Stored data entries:
■ ■ ■ ■
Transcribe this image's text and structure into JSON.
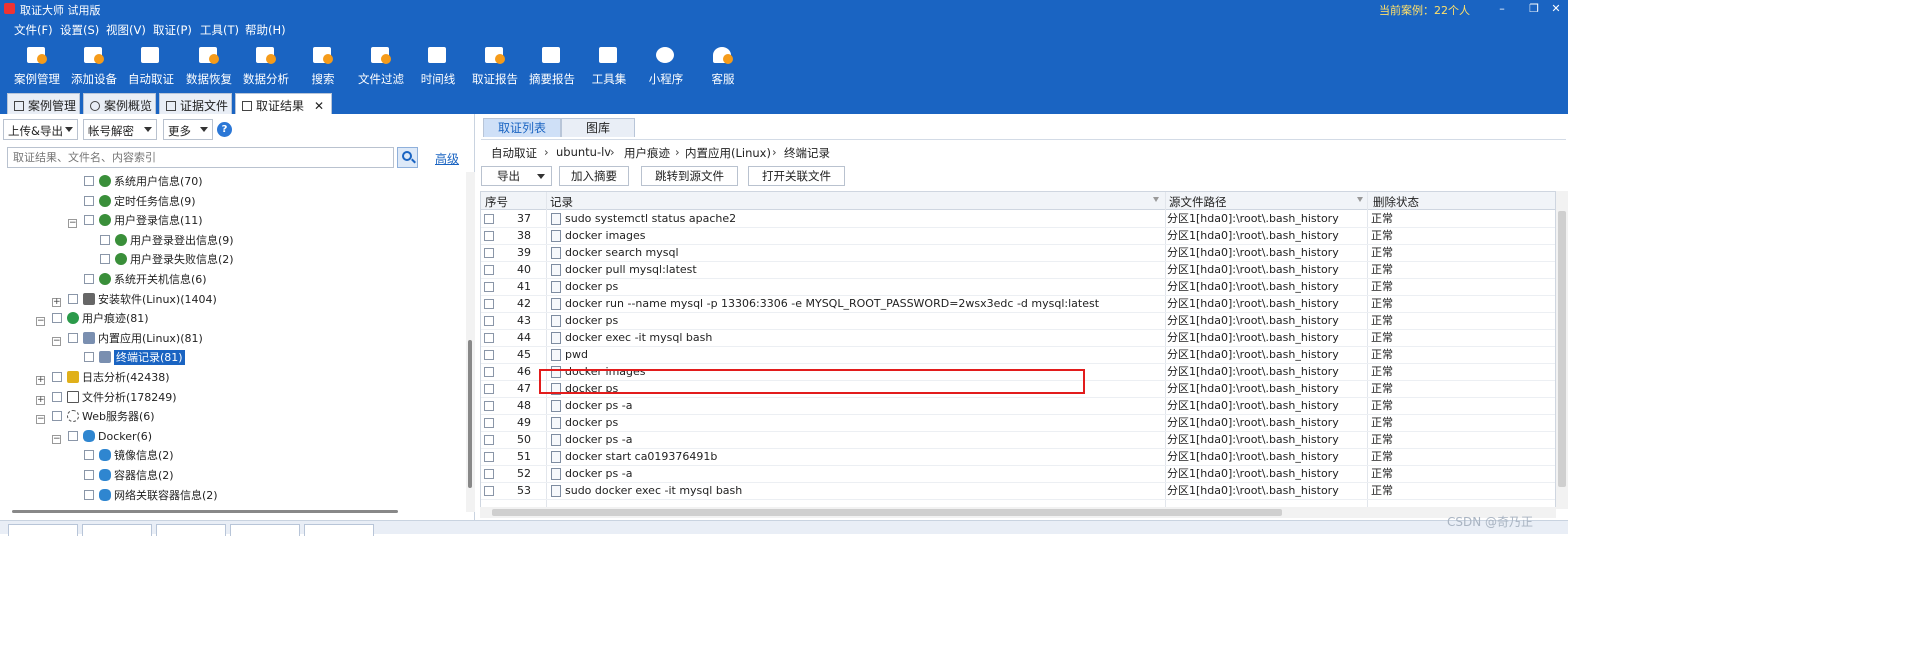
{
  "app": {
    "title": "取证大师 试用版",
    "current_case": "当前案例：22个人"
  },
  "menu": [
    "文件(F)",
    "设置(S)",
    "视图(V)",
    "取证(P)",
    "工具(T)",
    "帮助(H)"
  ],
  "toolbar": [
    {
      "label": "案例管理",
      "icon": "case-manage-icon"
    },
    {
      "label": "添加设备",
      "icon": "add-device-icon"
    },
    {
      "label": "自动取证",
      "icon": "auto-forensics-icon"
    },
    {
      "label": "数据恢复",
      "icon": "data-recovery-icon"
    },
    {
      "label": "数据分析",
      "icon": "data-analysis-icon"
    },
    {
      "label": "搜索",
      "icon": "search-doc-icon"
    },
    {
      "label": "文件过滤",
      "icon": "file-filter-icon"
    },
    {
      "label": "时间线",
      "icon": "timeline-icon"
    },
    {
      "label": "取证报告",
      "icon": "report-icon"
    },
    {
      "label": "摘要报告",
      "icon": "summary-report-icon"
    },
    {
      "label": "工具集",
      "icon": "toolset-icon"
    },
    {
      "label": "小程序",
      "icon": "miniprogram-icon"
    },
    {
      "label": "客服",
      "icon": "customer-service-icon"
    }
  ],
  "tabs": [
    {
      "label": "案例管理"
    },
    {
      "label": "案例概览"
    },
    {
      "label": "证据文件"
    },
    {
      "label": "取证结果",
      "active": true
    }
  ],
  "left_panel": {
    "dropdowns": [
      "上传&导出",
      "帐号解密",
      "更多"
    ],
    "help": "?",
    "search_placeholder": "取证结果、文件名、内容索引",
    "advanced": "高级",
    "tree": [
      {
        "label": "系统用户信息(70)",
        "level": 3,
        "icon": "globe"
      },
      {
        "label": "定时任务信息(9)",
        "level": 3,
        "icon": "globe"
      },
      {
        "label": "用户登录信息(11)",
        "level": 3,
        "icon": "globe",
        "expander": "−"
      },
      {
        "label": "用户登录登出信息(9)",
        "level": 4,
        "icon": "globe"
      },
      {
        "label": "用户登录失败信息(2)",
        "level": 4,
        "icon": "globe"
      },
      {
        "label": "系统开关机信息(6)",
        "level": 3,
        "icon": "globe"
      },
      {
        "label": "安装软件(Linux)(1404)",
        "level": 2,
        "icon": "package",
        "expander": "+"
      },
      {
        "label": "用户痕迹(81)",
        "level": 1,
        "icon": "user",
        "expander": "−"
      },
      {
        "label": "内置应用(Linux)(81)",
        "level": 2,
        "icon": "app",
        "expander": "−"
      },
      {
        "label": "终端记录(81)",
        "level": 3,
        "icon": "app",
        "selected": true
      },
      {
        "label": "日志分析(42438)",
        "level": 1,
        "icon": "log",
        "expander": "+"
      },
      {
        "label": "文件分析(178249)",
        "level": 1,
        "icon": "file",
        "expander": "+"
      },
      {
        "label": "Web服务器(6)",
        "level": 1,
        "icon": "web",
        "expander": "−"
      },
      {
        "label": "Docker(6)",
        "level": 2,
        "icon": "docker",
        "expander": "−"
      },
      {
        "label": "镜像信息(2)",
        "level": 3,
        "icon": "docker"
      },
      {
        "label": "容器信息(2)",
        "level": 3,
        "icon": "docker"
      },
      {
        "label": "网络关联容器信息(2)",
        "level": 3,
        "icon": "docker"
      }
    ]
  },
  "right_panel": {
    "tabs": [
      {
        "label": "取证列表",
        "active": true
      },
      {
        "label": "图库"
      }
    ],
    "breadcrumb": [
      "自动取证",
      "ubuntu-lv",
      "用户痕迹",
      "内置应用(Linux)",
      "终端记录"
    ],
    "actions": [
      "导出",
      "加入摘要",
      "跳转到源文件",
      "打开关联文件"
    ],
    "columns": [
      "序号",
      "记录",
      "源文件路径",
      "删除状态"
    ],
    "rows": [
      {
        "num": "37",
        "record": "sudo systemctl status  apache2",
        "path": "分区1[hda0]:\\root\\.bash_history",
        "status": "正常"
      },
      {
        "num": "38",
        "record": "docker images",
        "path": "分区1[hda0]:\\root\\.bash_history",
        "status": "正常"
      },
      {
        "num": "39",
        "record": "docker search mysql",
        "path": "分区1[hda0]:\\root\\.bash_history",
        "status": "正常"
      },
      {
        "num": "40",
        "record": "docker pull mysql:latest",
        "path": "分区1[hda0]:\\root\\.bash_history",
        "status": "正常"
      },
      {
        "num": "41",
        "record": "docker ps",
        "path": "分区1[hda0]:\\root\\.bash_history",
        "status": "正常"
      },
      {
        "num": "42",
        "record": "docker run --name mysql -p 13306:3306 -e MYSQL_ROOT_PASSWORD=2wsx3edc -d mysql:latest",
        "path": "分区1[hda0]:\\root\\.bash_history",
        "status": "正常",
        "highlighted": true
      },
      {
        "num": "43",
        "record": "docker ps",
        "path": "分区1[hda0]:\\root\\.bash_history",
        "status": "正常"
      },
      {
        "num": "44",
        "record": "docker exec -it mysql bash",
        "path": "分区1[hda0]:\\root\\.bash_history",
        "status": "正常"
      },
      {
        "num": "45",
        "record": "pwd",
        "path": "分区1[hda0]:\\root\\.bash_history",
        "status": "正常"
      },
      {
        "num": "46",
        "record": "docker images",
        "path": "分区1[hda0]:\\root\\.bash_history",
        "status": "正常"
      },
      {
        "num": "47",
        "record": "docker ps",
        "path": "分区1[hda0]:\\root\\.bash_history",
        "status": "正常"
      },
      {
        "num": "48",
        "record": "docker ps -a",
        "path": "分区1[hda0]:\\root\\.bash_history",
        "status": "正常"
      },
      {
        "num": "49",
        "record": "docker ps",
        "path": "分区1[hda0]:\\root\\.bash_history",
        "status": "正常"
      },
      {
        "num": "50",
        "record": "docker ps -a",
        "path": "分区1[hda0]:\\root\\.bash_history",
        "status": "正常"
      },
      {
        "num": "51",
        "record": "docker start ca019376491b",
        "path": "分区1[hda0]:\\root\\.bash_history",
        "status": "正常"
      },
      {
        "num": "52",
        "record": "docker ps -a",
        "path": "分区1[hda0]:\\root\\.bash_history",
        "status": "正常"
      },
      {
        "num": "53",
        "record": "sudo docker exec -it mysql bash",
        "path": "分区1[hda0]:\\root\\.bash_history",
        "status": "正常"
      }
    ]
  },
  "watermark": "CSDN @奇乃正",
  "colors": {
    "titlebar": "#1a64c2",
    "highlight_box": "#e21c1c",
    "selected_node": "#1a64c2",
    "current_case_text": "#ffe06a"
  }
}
■ ■ ■ ■
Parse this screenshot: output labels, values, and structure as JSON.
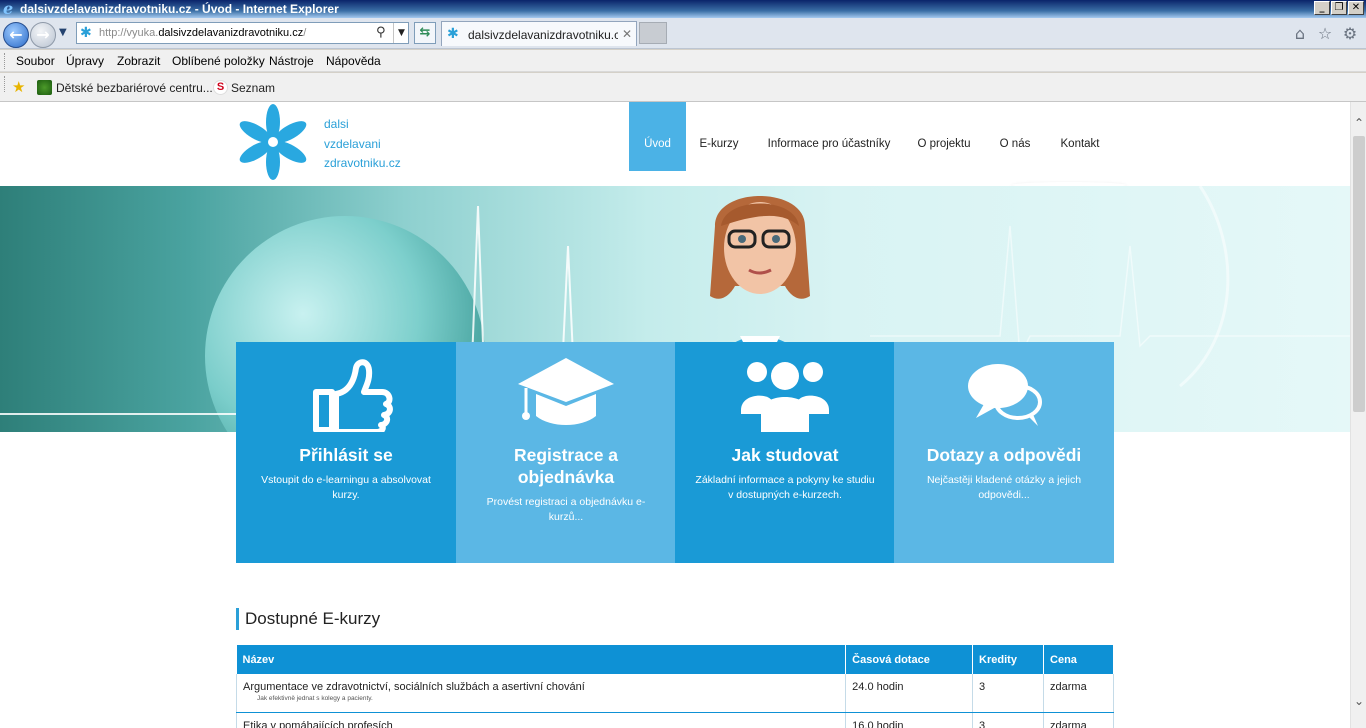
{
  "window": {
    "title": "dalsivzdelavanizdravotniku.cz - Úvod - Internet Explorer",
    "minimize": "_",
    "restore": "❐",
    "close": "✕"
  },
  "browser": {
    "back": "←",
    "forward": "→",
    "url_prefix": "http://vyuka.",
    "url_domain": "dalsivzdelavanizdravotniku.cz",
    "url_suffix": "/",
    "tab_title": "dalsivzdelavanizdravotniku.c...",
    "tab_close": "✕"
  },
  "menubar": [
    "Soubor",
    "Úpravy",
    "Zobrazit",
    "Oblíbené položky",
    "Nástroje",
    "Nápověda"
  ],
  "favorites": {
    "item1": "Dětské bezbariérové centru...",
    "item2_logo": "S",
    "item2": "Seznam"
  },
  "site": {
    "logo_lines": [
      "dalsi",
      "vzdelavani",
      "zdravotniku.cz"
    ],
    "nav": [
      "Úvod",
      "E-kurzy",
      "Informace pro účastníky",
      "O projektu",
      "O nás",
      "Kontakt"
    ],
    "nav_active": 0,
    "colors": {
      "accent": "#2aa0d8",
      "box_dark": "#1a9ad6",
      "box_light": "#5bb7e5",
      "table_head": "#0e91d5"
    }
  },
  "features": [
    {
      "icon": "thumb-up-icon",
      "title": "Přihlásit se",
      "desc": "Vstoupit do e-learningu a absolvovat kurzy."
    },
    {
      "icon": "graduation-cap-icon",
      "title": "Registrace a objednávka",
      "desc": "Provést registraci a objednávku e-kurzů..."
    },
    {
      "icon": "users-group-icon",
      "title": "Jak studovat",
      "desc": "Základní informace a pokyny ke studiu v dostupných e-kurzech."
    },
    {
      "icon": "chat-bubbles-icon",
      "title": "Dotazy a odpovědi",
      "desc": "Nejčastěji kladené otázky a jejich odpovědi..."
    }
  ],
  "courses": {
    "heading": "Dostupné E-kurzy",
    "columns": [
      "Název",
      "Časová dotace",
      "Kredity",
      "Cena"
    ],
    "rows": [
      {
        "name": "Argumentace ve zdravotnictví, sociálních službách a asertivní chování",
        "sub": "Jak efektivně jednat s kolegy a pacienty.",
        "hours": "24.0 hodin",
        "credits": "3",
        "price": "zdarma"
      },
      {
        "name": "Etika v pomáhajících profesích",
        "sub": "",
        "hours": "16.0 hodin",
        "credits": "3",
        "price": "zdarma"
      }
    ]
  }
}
■ ■ ■ ■
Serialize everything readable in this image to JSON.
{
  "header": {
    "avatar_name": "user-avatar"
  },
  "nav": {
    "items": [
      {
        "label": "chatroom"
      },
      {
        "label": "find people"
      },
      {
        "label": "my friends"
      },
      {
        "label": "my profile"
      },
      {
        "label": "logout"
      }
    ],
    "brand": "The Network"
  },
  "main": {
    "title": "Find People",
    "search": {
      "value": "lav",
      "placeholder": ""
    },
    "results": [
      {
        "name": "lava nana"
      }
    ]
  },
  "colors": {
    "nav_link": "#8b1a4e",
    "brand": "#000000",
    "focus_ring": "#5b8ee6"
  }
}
■ ■ ■ ■
**DIRECTIONS**: Review the preceding data and report every line that includes the string "latest".

**TASK SOLUTION**:
        "record": "docker pull mysql:latest",
        "record": "docker run --name mysql -p 13306:3306 -e MYSQL_ROOT_PASSWORD=2wsx3edc -d mysql:latest",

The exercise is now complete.